The material below contains a line with "Convert this screenshot" and a line with "Parse this screenshot: output". Copy exactly those two lines and all lines between them.
— START SUPPLIED MATERIAL —
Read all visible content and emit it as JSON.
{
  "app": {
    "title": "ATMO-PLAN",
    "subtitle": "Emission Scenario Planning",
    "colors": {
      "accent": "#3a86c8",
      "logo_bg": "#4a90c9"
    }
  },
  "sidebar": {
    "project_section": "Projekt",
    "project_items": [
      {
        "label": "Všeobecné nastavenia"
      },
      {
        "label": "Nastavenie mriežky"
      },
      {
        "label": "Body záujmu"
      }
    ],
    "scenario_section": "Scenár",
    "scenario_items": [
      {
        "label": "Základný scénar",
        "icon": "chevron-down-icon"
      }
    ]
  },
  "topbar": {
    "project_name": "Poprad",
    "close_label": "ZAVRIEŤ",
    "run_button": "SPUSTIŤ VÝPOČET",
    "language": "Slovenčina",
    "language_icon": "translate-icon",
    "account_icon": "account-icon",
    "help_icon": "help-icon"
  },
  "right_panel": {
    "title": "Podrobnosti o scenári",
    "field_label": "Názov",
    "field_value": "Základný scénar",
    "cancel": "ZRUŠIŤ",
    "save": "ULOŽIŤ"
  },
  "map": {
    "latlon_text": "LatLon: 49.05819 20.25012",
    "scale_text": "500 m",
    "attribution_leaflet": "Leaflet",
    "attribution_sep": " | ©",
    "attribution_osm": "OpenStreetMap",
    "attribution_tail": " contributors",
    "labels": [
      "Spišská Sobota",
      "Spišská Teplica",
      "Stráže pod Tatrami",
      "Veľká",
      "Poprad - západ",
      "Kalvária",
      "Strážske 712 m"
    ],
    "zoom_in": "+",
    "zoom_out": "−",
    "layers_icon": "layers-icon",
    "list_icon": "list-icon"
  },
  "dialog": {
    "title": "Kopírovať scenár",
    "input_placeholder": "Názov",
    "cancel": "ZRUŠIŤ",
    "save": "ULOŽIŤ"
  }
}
— END SUPPLIED MATERIAL —
— START SUPPLIED MATERIAL —
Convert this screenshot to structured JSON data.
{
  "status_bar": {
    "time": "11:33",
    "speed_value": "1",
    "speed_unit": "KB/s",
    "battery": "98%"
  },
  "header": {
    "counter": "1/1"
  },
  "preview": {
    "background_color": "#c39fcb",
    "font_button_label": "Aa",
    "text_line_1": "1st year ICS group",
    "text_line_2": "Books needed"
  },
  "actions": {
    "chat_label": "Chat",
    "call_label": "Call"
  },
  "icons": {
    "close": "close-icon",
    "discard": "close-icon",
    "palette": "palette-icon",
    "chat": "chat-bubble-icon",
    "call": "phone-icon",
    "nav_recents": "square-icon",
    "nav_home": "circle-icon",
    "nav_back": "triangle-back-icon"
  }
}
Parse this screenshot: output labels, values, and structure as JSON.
— END SUPPLIED MATERIAL —
**RESULT FOR THIS TASK:**
Convert this screenshot to structured JSON data.
{
  "status_bar": {
    "time": "11:33",
    "speed_value": "1",
    "speed_unit": "KB/s",
    "battery": "98%"
  },
  "header": {
    "counter": "1/1"
  },
  "preview": {
    "background_color": "#c39fcb",
    "font_button_label": "Aa",
    "text_line_1": "1st year ICS group",
    "text_line_2": "Books needed"
  },
  "actions": {
    "chat_label": "Chat",
    "call_label": "Call"
  },
  "icons": {
    "close": "close-icon",
    "discard": "close-icon",
    "palette": "palette-icon",
    "chat": "chat-bubble-icon",
    "call": "phone-icon",
    "nav_recents": "square-icon",
    "nav_home": "circle-icon",
    "nav_back": "triangle-back-icon"
  }
}
Parse this screenshot: output labels, values, and structure as JSON.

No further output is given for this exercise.